◆ **Set task a**: In the second-home article below, what down payment percentage does the text say you must put down on a second home?

>> BEGIN Document segment

Real estate is generally a good investment, and second homes are no exception. Assuming you purchase your second home in a market that’s expected to grow, you can benefit from some sizable profits when it comes time to sell. You can also rent your home while you’re away to make some extra income.

Tax Breaks

Just like with your first home, you can deduct the interest from your mortgage, the interest from a HELOC or HEL used for home repairs, and your property taxes. In addition, if you rent out your home for 14 days or fewer, the rental income is tax-free.

What are the drawbacks of owning a second home?

There are four primary drawbacks to owning a second home:

Purchasing and Furnishing Costs

When you rent a vacation home for a short period, you’re likely thinking in terms of thousands of dollars, but when you buy a home, you’ll need to think in hundreds of thousands. Besides purchasing the property itself, you’ll need to furnish your new vacation home, which usually isn’t something you need to do for a vacation rental.

Maintenance Costs

All houses need maintenance. Just because your second home won’t be your primary residence doesn’t mean the required repairs will be much different. You still must budget and save money for regular and emergency repairs.

Mortgage Payments

Lenders charge higher interest rates on second home mortgages and often require a higher down payment (between 20-30%). Although some financial advisors recommend against taking out a mortgage for a second home, this may still be a viable route for some.


Buying any kind of house is a big commitment. If you decide you’ve made the wrong decision after purchasing a property, you can end up dealing with the consequences for years to come. With a vacation rental, you always have the option of going somewhere else if your tastes change, and you decide you’re more of a mountain man than a beach bum. However, if you buy a second home, you’re stuck with your destination choice until you sell, which can be a long and arduous process.

Is it hard to get approved for a second mortgage?

Getting approved for your second mortgage is usually harder than getting approved for your first. While making mortgage payments on a single home is hard enough as it is, throwing a second mortgage into the mix makes things exponentially harder, and lenders are acutely aware of this risk. Because of this, they are more selective, and it’s much more difficult to acquire a second mortgage with a less than an optimal credit score or financial history.

How do I qualify for a second home mortgage?

Qualifying for your second mortgage is overall the same as qualifying for your first. The main difference is that you’ll be under more scrutiny from your lender. You will need to provide:

  1. Proof of income: Your lender will want to see you have sufficient income to cover two mortgages. They’ll favor applicants with a low debt-to-income (DTI) ratio, preferably below 41.
  2. Credit score: Lenders will use your credit score to make an approval decision. Generally, you’ll need a credit score of at least 620-680 to qualify.
  3. Bank and other asset statements: Lenders want to see you have cash and other liquid assets on-hand. Without sufficient assets, you’re unlikely to qualify for a second mortgage.

What is the required down payment on a second home?

The down payment for a second home is larger than for a primary residence. While the down payment for a first home is usually between 10-20% (or as low as 3.5% sometimes), you must put 20-30% down for your second home.

How to Buy a Second Home and Rent the First

Buying a new home and renting out the first is a straightforward process. Here’s what you must do:

  1. Work with a real estate agent to find a second home
  2. Buy with cash or get approved for a mortgage
  3. Make sure there are no owner-occupier restrictions on your first mortgage
  4. Check that your homeowners association allows rentals
  5. Investigate your first home’s local laws
  6. Let your insurance company know you’ll be renting out your home
  7. Market your first home until you find a renter
  8. Let the renter move in

Overall, as long as you check with your lender, local government, homeowners association, and insurance company about any restrictions, renting out your first home is simple.

>> END Document segment
>> BEGIN Excerpted data

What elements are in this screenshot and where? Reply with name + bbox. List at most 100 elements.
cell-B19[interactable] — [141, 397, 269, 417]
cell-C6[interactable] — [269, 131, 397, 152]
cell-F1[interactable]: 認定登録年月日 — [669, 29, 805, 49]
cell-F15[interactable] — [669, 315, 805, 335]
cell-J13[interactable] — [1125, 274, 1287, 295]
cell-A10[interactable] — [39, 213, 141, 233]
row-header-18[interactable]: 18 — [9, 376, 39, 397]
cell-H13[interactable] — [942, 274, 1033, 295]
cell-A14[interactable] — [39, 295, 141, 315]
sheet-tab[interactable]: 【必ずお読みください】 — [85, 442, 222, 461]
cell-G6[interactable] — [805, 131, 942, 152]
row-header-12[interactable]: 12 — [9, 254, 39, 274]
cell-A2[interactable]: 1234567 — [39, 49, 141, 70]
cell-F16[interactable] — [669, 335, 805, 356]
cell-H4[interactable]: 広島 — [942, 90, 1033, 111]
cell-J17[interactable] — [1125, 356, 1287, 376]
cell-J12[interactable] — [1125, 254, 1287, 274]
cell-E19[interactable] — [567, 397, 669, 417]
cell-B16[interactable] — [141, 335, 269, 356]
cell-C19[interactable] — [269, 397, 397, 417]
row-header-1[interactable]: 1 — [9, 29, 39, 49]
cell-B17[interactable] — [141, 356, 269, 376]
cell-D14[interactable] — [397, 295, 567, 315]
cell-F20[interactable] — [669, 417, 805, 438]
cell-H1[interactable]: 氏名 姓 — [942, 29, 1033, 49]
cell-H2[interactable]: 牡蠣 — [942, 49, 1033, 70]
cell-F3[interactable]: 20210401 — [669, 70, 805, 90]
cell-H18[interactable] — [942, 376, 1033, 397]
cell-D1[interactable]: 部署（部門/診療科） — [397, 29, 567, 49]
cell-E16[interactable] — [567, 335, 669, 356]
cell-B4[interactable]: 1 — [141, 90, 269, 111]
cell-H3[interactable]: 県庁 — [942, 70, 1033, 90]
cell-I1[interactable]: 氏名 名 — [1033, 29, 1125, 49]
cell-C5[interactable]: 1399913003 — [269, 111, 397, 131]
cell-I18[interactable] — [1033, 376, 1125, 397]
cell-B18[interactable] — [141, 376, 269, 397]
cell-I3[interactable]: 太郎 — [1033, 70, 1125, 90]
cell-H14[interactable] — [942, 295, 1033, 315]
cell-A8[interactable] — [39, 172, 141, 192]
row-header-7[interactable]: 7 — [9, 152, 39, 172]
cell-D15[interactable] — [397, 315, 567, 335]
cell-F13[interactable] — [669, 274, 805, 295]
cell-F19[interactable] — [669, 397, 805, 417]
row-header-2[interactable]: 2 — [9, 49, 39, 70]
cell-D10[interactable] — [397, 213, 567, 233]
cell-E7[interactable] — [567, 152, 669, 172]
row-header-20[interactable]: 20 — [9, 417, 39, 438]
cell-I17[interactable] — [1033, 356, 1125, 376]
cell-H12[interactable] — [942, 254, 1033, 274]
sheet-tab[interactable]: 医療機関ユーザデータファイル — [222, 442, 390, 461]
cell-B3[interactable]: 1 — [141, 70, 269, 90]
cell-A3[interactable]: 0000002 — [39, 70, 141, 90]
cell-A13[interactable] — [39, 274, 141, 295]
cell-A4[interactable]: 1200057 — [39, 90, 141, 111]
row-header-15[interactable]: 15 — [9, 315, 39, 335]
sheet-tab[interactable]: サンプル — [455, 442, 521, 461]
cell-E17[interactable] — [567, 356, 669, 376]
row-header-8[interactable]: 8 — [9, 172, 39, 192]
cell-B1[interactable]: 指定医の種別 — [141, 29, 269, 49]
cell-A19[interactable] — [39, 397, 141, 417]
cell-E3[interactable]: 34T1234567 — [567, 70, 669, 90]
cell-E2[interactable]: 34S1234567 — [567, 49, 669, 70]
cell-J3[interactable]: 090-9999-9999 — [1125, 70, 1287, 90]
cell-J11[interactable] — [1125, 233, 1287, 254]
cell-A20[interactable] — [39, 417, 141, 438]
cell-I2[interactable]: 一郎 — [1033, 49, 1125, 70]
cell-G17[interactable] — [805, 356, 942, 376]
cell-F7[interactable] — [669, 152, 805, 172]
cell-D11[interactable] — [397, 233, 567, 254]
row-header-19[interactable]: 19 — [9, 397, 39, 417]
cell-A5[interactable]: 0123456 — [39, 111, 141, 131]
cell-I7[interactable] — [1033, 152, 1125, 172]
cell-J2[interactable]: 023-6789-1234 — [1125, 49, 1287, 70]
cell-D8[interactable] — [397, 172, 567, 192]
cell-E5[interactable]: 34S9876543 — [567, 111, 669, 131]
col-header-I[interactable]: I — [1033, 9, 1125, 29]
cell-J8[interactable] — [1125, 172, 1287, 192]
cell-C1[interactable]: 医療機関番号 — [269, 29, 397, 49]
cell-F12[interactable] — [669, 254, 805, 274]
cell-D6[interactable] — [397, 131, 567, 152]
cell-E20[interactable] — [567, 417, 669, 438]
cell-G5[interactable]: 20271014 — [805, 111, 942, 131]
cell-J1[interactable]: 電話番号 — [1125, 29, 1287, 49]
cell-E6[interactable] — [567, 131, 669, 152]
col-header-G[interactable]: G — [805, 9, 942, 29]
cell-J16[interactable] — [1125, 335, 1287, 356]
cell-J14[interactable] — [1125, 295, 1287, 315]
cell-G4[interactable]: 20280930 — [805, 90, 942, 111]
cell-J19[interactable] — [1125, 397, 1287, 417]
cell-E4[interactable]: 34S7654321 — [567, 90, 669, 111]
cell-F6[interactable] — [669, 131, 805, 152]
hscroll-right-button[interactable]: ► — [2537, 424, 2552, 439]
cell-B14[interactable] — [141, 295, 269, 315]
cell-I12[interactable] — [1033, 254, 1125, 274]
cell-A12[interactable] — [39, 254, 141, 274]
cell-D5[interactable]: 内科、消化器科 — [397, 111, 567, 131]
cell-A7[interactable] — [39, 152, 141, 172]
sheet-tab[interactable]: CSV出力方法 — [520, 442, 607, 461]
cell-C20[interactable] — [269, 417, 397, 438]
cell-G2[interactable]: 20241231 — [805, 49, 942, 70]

>> END Excerpted data

◆ **Set task b**: Reproduce the stretch of the listing from its start through the line containing "cell-F19[interactable] — [669, 397, 805, 417]", with both ends included.

◆ **Problem solution a**: 20-30%

◆ **Problem solution b**:
What elements are in this screenshot and where? Reply with name + bbox. List at most 100 elements.
cell-B19[interactable] — [141, 397, 269, 417]
cell-C6[interactable] — [269, 131, 397, 152]
cell-F1[interactable]: 認定登録年月日 — [669, 29, 805, 49]
cell-F15[interactable] — [669, 315, 805, 335]
cell-J13[interactable] — [1125, 274, 1287, 295]
cell-A10[interactable] — [39, 213, 141, 233]
row-header-18[interactable]: 18 — [9, 376, 39, 397]
cell-H13[interactable] — [942, 274, 1033, 295]
cell-A14[interactable] — [39, 295, 141, 315]
sheet-tab[interactable]: 【必ずお読みください】 — [85, 442, 222, 461]
cell-G6[interactable] — [805, 131, 942, 152]
row-header-12[interactable]: 12 — [9, 254, 39, 274]
cell-A2[interactable]: 1234567 — [39, 49, 141, 70]
cell-F16[interactable] — [669, 335, 805, 356]
cell-H4[interactable]: 広島 — [942, 90, 1033, 111]
cell-J17[interactable] — [1125, 356, 1287, 376]
cell-J12[interactable] — [1125, 254, 1287, 274]
cell-E19[interactable] — [567, 397, 669, 417]
cell-B16[interactable] — [141, 335, 269, 356]
cell-C19[interactable] — [269, 397, 397, 417]
row-header-1[interactable]: 1 — [9, 29, 39, 49]
cell-B17[interactable] — [141, 356, 269, 376]
cell-D14[interactable] — [397, 295, 567, 315]
cell-F20[interactable] — [669, 417, 805, 438]
cell-H1[interactable]: 氏名 姓 — [942, 29, 1033, 49]
cell-H2[interactable]: 牡蠣 — [942, 49, 1033, 70]
cell-F3[interactable]: 20210401 — [669, 70, 805, 90]
cell-H18[interactable] — [942, 376, 1033, 397]
cell-D1[interactable]: 部署（部門/診療科） — [397, 29, 567, 49]
cell-E16[interactable] — [567, 335, 669, 356]
cell-B4[interactable]: 1 — [141, 90, 269, 111]
cell-H3[interactable]: 県庁 — [942, 70, 1033, 90]
cell-I1[interactable]: 氏名 名 — [1033, 29, 1125, 49]
cell-C5[interactable]: 1399913003 — [269, 111, 397, 131]
cell-I18[interactable] — [1033, 376, 1125, 397]
cell-B18[interactable] — [141, 376, 269, 397]
cell-I3[interactable]: 太郎 — [1033, 70, 1125, 90]
cell-H14[interactable] — [942, 295, 1033, 315]
cell-A8[interactable] — [39, 172, 141, 192]
row-header-7[interactable]: 7 — [9, 152, 39, 172]
cell-D15[interactable] — [397, 315, 567, 335]
cell-F13[interactable] — [669, 274, 805, 295]
cell-F19[interactable] — [669, 397, 805, 417]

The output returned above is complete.